> Directions: Rewrite the entries from the line containing "comment-meta: byeolsorinam 19시간" through the line containing "avatar[interactable] [24, 1074, 86, 1136]", inclusive, as a JSON list of strings with one string per line. Leave out any blank lines.

Layout annotation records
========================================================================
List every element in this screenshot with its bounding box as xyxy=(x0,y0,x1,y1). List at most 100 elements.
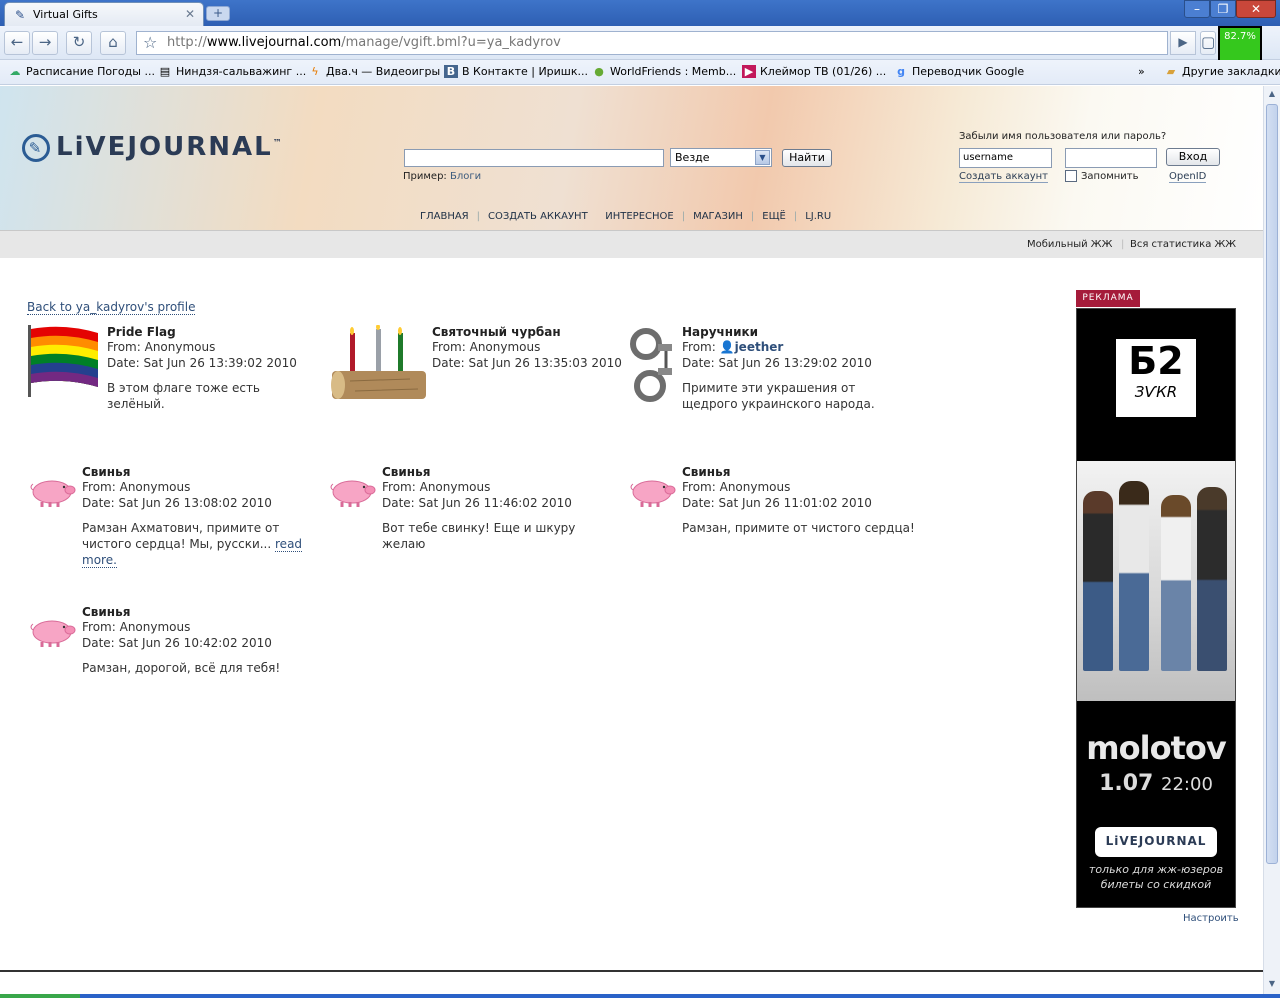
gift-message: Примите эти украшения от щедрого украинс… xyxy=(682,381,875,411)
pig-icon xyxy=(30,620,76,647)
forward-arrow-icon[interactable]: → xyxy=(32,31,58,55)
nav-home[interactable]: ГЛАВНАЯ xyxy=(420,211,469,222)
nav-shop[interactable]: МАГАЗИН xyxy=(693,211,743,222)
gift-date: Date: Sat Jun 26 13:08:02 2010 xyxy=(82,496,272,510)
minimize-icon[interactable]: – xyxy=(1184,0,1210,18)
ad-promo-text: только для жж-юзеров билеты со скидкой xyxy=(1088,863,1224,891)
band-photo xyxy=(1077,461,1235,701)
pig-icon xyxy=(330,480,376,507)
ad-banner[interactable]: Б2 ЗѴКR molotov 1.07 22:00 LiVEJOURNAL т… xyxy=(1076,308,1236,908)
worldfriends-icon: ● xyxy=(594,65,604,78)
gift-date: Date: Sat Jun 26 13:39:02 2010 xyxy=(107,356,297,370)
tab-strip: ✎ Virtual Gifts ✕ + – ❐ ✕ xyxy=(0,0,1280,26)
other-bookmarks[interactable]: ▰ Другие закладки xyxy=(1164,65,1280,78)
bookmark-2[interactable]: ▤ Ниндзя-сальважинг ... xyxy=(158,65,306,78)
page-menu-icon[interactable]: ▢ xyxy=(1200,31,1216,55)
gift-name: Свинья xyxy=(382,465,431,479)
user-icon: 👤 xyxy=(719,340,735,354)
scroll-down-icon[interactable]: ▼ xyxy=(1266,979,1278,988)
bookmark-5[interactable]: ● WorldFriends : Memb... xyxy=(592,65,736,78)
chevron-more-icon[interactable]: » xyxy=(1138,65,1145,78)
openid-link[interactable]: OpenID xyxy=(1169,171,1207,183)
bookmark-6[interactable]: ▶ Клеймор ТВ (01/26) ... xyxy=(742,65,886,78)
create-account-link[interactable]: Создать аккаунт xyxy=(959,171,1048,183)
search-button[interactable]: Найти xyxy=(782,149,832,167)
gift-date: Date: Sat Jun 26 13:29:02 2010 xyxy=(682,356,872,370)
bookmark-1[interactable]: ☁ Расписание Погоды ... xyxy=(8,65,155,78)
nav-more[interactable]: ЕЩЁ xyxy=(762,211,786,222)
gift-sender: Anonymous xyxy=(119,480,191,494)
ad-livejournal-logo: LiVEJOURNAL xyxy=(1095,827,1217,857)
bookmark-3[interactable]: ϟ Два.ч — Видеоигры xyxy=(308,65,440,78)
livejournal-logo[interactable]: ✎ LiVEJOURNAL™ xyxy=(22,132,284,162)
gift-date: Date: Sat Jun 26 11:46:02 2010 xyxy=(382,496,572,510)
close-window-icon[interactable]: ✕ xyxy=(1236,0,1276,18)
gift-item: Святочный чурбан From: Anonymous Date: S… xyxy=(432,325,622,370)
nav-interesting[interactable]: ИНТЕРЕСНОЕ xyxy=(605,211,673,222)
yule-log-icon xyxy=(331,325,426,399)
password-field[interactable] xyxy=(1065,148,1157,168)
band-name: molotov xyxy=(1086,729,1226,767)
page-icon: ▤ xyxy=(159,65,171,78)
search-scope-select[interactable]: Везде ▼ xyxy=(670,148,772,167)
browser-toolbar: ← → ↻ ⌂ ☆ http://www.livejournal.com/man… xyxy=(0,26,1280,60)
gift-sender-link[interactable]: jeether xyxy=(735,340,784,354)
gift-message: Вот тебе свинку! Еще и шкуру желаю xyxy=(382,521,576,551)
go-arrow-icon[interactable]: ▶ xyxy=(1170,31,1196,55)
gift-name: Pride Flag xyxy=(107,325,176,339)
gift-date: Date: Sat Jun 26 10:42:02 2010 xyxy=(82,636,272,650)
search-input[interactable] xyxy=(404,149,664,167)
star-icon[interactable]: ☆ xyxy=(143,33,157,52)
address-bar[interactable]: ☆ http://www.livejournal.com/manage/vgif… xyxy=(136,31,1168,55)
gift-item: Свинья From: Anonymous Date: Sat Jun 26 … xyxy=(382,465,622,552)
gift-sender: Anonymous xyxy=(469,340,541,354)
username-field[interactable]: username xyxy=(959,148,1052,168)
sub-bar: Мобильный ЖЖ | Вся статистика ЖЖ xyxy=(0,230,1263,258)
example-link[interactable]: Блоги xyxy=(450,171,481,182)
forgot-credentials-link[interactable]: Забыли имя пользователя или пароль? xyxy=(959,131,1166,142)
back-arrow-icon[interactable]: ← xyxy=(4,31,30,55)
scroll-up-icon[interactable]: ▲ xyxy=(1266,89,1278,98)
gift-sender: Anonymous xyxy=(419,480,491,494)
gift-message: Рамзан Ахматович, примите от чистого сер… xyxy=(82,521,303,568)
nav-lj-ru[interactable]: LJ.RU xyxy=(805,211,831,222)
gift-message: Рамзан, дорогой, всё для тебя! xyxy=(82,661,281,675)
home-icon[interactable]: ⌂ xyxy=(100,31,126,55)
vk-icon: B xyxy=(444,65,458,78)
pig-icon xyxy=(630,480,676,507)
taskbar-strip xyxy=(0,994,1280,998)
close-tab-icon[interactable]: ✕ xyxy=(185,7,195,21)
gift-message: Рамзан, примите от чистого сердца! xyxy=(682,521,915,535)
b2-club-logo: Б2 ЗѴКR xyxy=(1116,339,1196,417)
bookmark-4[interactable]: BВ Контакте | Иришк... xyxy=(444,65,588,78)
gift-item: Свинья From: Anonymous Date: Sat Jun 26 … xyxy=(82,465,332,568)
footer-divider xyxy=(0,970,1263,973)
remember-checkbox[interactable] xyxy=(1065,170,1077,182)
vertical-scrollbar[interactable]: ▲ ▼ xyxy=(1263,86,1280,994)
tab-virtual-gifts[interactable]: ✎ Virtual Gifts ✕ xyxy=(4,2,204,26)
google-icon: g xyxy=(897,65,905,78)
mobile-lj-link[interactable]: Мобильный ЖЖ xyxy=(1027,239,1112,250)
gift-sender: Anonymous xyxy=(119,620,191,634)
configure-ads-link[interactable]: Настроить xyxy=(1183,913,1239,924)
gift-name: Свинья xyxy=(82,605,131,619)
bookmark-7[interactable]: g Переводчик Google xyxy=(894,65,1024,78)
ad-label: РЕКЛАМА xyxy=(1076,290,1140,307)
pen-icon: ✎ xyxy=(22,133,50,162)
gift-name: Свинья xyxy=(82,465,131,479)
restore-icon[interactable]: ❐ xyxy=(1210,0,1236,18)
search-example: Пример: Блоги xyxy=(403,171,482,182)
gift-sender: Anonymous xyxy=(144,340,216,354)
nav-create-account[interactable]: СОЗДАТЬ АККАУНТ xyxy=(488,211,588,222)
reload-icon[interactable]: ↻ xyxy=(66,31,92,55)
handcuffs-icon xyxy=(630,328,672,402)
scrollbar-thumb[interactable] xyxy=(1266,104,1278,864)
gift-item: Наручники From: 👤jeether Date: Sat Jun 2… xyxy=(682,325,912,412)
login-button[interactable]: Вход xyxy=(1166,148,1220,166)
folder-icon: ▰ xyxy=(1166,65,1176,78)
bookmarks-bar: ☁ Расписание Погоды ... ▤ Ниндзя-сальважин… xyxy=(0,60,1280,85)
chevron-down-icon: ▼ xyxy=(755,150,770,165)
all-stats-link[interactable]: Вся статистика ЖЖ xyxy=(1130,239,1236,250)
new-tab-button[interactable]: + xyxy=(206,6,230,21)
back-to-profile-link[interactable]: Back to ya_kadyrov's profile xyxy=(27,300,196,315)
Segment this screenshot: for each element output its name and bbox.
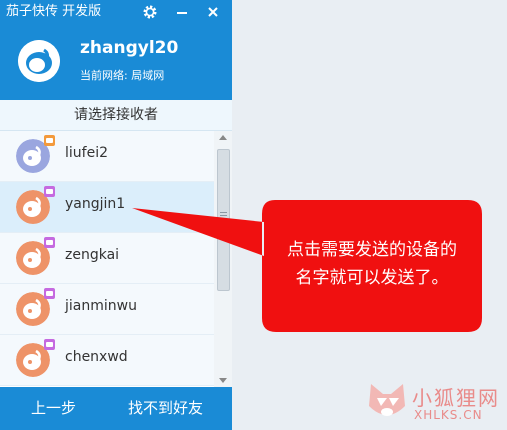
site-watermark: 小狐狸网 XHLKS.CN	[365, 380, 505, 428]
watermark-text-en: XHLKS.CN	[414, 408, 483, 422]
callout-line-2: 名字就可以发送了。	[295, 268, 449, 288]
annotation-callout	[132, 200, 482, 332]
callout-line-1: 点击需要发送的设备的	[287, 240, 457, 260]
callout-text: 点击需要发送的设备的 名字就可以发送了。	[272, 236, 472, 292]
watermark-text-cn: 小狐狸网	[412, 386, 500, 410]
fox-logo-icon	[369, 384, 405, 416]
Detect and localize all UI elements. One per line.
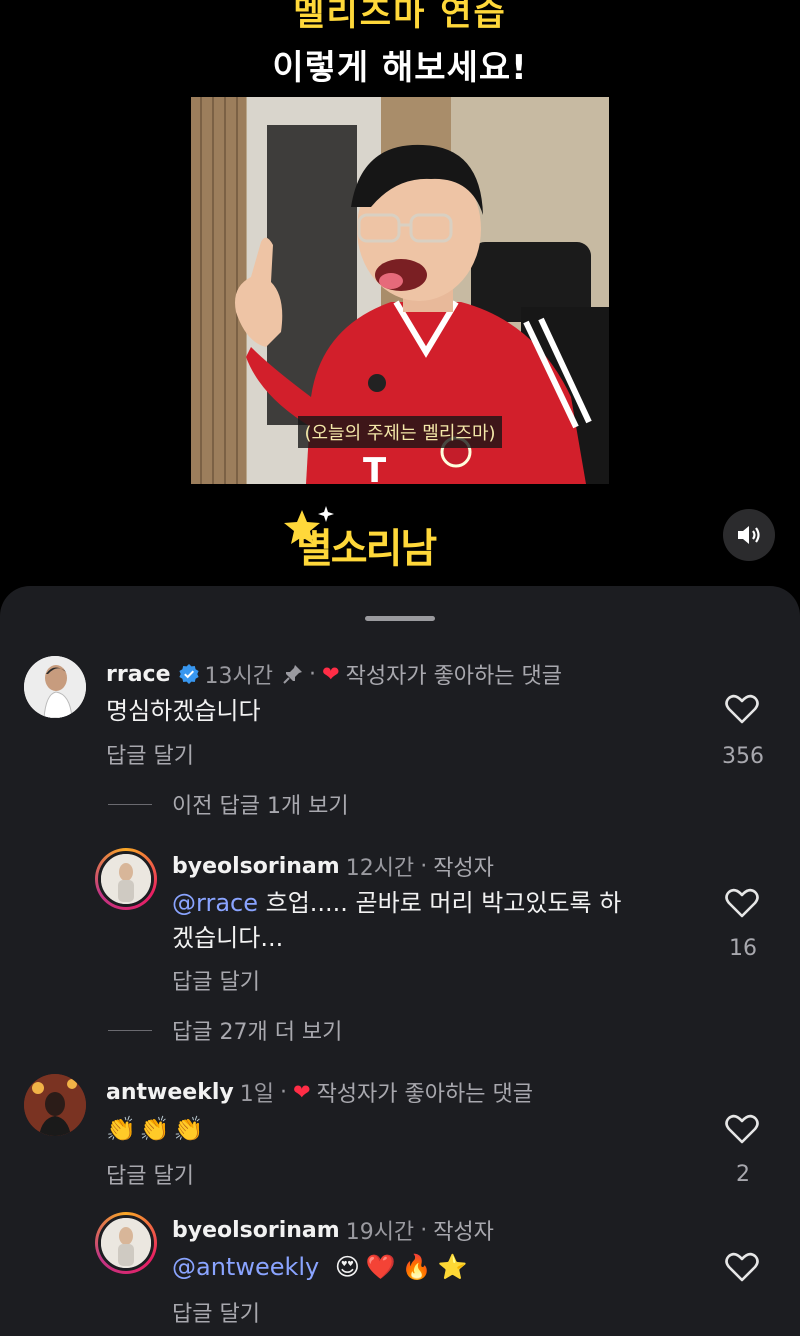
comment-meta: byeolsorinam 19시간 · 작성자 [172, 1214, 494, 1246]
video-caption-top: 멜리즈마 연습 [293, 0, 507, 34]
separator-dot: · [279, 1079, 287, 1105]
video-subtitle: (오늘의 주제는 멜리즈마) [191, 416, 609, 448]
video-player[interactable]: 멜리즈마 연습 이렇게 해보세요! T (오늘의 주제는 멜리즈마) 별소리남 [0, 0, 800, 610]
creator-heart-icon: ❤ [322, 662, 340, 686]
comment-meta: rrace 13시간 · ❤ 작성자가 좋아하는 댓글 [106, 658, 562, 690]
comment-username[interactable]: byeolsorinam [172, 854, 340, 879]
like-count: 16 [729, 936, 757, 961]
liked-by-creator-label: 작성자가 좋아하는 댓글 [345, 664, 562, 689]
separator-dot: · [420, 1217, 428, 1243]
sheet-drag-handle[interactable] [365, 616, 435, 621]
avatar-image [101, 1218, 151, 1268]
speaker-icon [738, 526, 760, 544]
comment-username[interactable]: byeolsorinam [172, 1218, 340, 1243]
comment-item: antweekly 1일 · ❤ 작성자가 좋아하는 댓글 👏👏👏 답글 달기 … [0, 1074, 800, 1204]
comment-meta: byeolsorinam 12시간 · 작성자 [172, 850, 494, 882]
avatar[interactable] [24, 1074, 86, 1136]
like-button[interactable] [722, 888, 762, 918]
avatar[interactable] [24, 656, 86, 718]
comment-text-line1: 흐업..... 곧바로 머리 박고있도록 하 [257, 889, 622, 917]
comment-text: @antweekly 😍❤️🔥⭐ [172, 1250, 474, 1285]
mute-toggle-button[interactable] [723, 509, 775, 561]
avatar-image [24, 1074, 86, 1136]
mention-link[interactable]: @antweekly [172, 1253, 319, 1281]
like-count: 356 [722, 744, 764, 769]
creator-heart-icon: ❤ [292, 1080, 311, 1104]
reply-button[interactable]: 답글 달기 [172, 964, 260, 996]
comment-time: 12시간 [345, 856, 415, 881]
svg-text:T: T [363, 451, 387, 484]
like-button[interactable] [722, 694, 762, 724]
like-button[interactable] [722, 1114, 762, 1144]
pin-icon [283, 665, 302, 684]
avatar-image [101, 854, 151, 904]
video-caption-title: 이렇게 해보세요! [272, 48, 528, 88]
comment-time: 19시간 [345, 1220, 415, 1245]
reply-button[interactable]: 답글 달기 [106, 738, 194, 770]
view-previous-replies[interactable]: 이전 답글 1개 보기 [108, 788, 349, 820]
channel-logo-text: 별소리남 [296, 526, 437, 572]
like-count: 2 [736, 1162, 750, 1187]
separator-dot: · [309, 661, 316, 687]
reply-button[interactable]: 답글 달기 [172, 1296, 260, 1328]
comment-username[interactable]: antweekly [106, 1080, 234, 1105]
divider-line [108, 1029, 152, 1031]
comments-sheet: rrace 13시간 · ❤ 작성자가 좋아하는 댓글 명심하겠습니다 답글 달… [0, 586, 800, 1336]
reply-item: byeolsorinam 12시간 · 작성자 @rrace 흐업..... 곧… [0, 848, 800, 1008]
divider-line [108, 803, 152, 805]
comment-meta: antweekly 1일 · ❤ 작성자가 좋아하는 댓글 [106, 1076, 533, 1108]
comment-emoji-text: 😍❤️🔥⭐ [334, 1253, 474, 1281]
view-previous-label: 이전 답글 1개 보기 [172, 794, 349, 819]
comment-text: 명심하겠습니다 [106, 697, 261, 725]
avatar[interactable] [95, 1212, 157, 1274]
heart-outline-icon [725, 1114, 759, 1144]
reply-item: byeolsorinam 19시간 · 작성자 @antweekly 😍❤️🔥⭐… [0, 1212, 800, 1336]
author-label: 작성자 [433, 1220, 494, 1245]
comment-text-line2: 겠습니다... [172, 924, 284, 952]
liked-by-creator-label: 작성자가 좋아하는 댓글 [316, 1082, 533, 1107]
channel-logo: 별소리남 [282, 506, 522, 576]
heart-outline-icon [725, 694, 759, 724]
comment-text: 👏👏👏 [106, 1115, 208, 1143]
author-label: 작성자 [433, 856, 494, 881]
video-subtitle-text: (오늘의 주제는 멜리즈마) [298, 416, 502, 448]
verified-badge-icon [178, 664, 199, 684]
mention-link[interactable]: @rrace [172, 889, 258, 917]
comment-time: 1일 [239, 1082, 274, 1107]
video-frame: T (오늘의 주제는 멜리즈마) [191, 97, 609, 484]
heart-outline-icon [725, 888, 759, 918]
comment-username[interactable]: rrace [106, 662, 171, 687]
avatar-image [24, 656, 86, 718]
comment-time: 13시간 [204, 664, 273, 689]
avatar[interactable] [95, 848, 157, 910]
reply-button[interactable]: 답글 달기 [106, 1158, 194, 1190]
comment-text: @rrace 흐업..... 곧바로 머리 박고있도록 하 겠습니다... [172, 886, 692, 956]
like-button[interactable] [722, 1252, 762, 1282]
view-more-replies[interactable]: 답글 27개 더 보기 [108, 1014, 342, 1046]
view-more-label: 답글 27개 더 보기 [172, 1020, 343, 1045]
separator-dot: · [420, 853, 428, 879]
heart-outline-icon [725, 1252, 759, 1282]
========================================================================
> Task solution:
[
  "comment-meta: byeolsorinam 19시간 · 작성자 [172, 1214, 494, 1246]",
  "video-caption-top: 멜리즈마 연습 [293, 0, 507, 34]",
  "separator-dot: · [279, 1079, 287, 1105]",
  "video-subtitle: (오늘의 주제는 멜리즈마) [191, 416, 609, 448]",
  "video-player[interactable]: 멜리즈마 연습 이렇게 해보세요! T (오늘의 주제는 멜리즈마) 별소리남 [0, 0, 800, 610]",
  "creator-heart-icon: ❤ [322, 662, 340, 686]",
  "comment-meta: rrace 13시간 · ❤ 작성자가 좋아하는 댓글 [106, 658, 562, 690]",
  "comment-username[interactable]: byeolsorinam [172, 854, 340, 879]",
  "like-count: 16 [729, 936, 757, 961]",
  "liked-by-creator-label: 작성자가 좋아하는 댓글 [345, 664, 562, 689]",
  "separator-dot: · [420, 1217, 428, 1243]",
  "sheet-drag-handle[interactable] [365, 616, 435, 621]",
  "avatar-image [101, 1218, 151, 1268]",
  "speaker-icon [738, 526, 760, 544]",
  "comment-username[interactable]: byeolsorinam [172, 1218, 340, 1243]",
  "comment-item: antweekly 1일 · ❤ 작성자가 좋아하는 댓글 👏👏👏 답글 달기 … [0, 1074, 800, 1204]",
  "comment-meta: byeolsorinam 12시간 · 작성자 [172, 850, 494, 882]",
  "avatar[interactable] [24, 1074, 86, 1136]"
]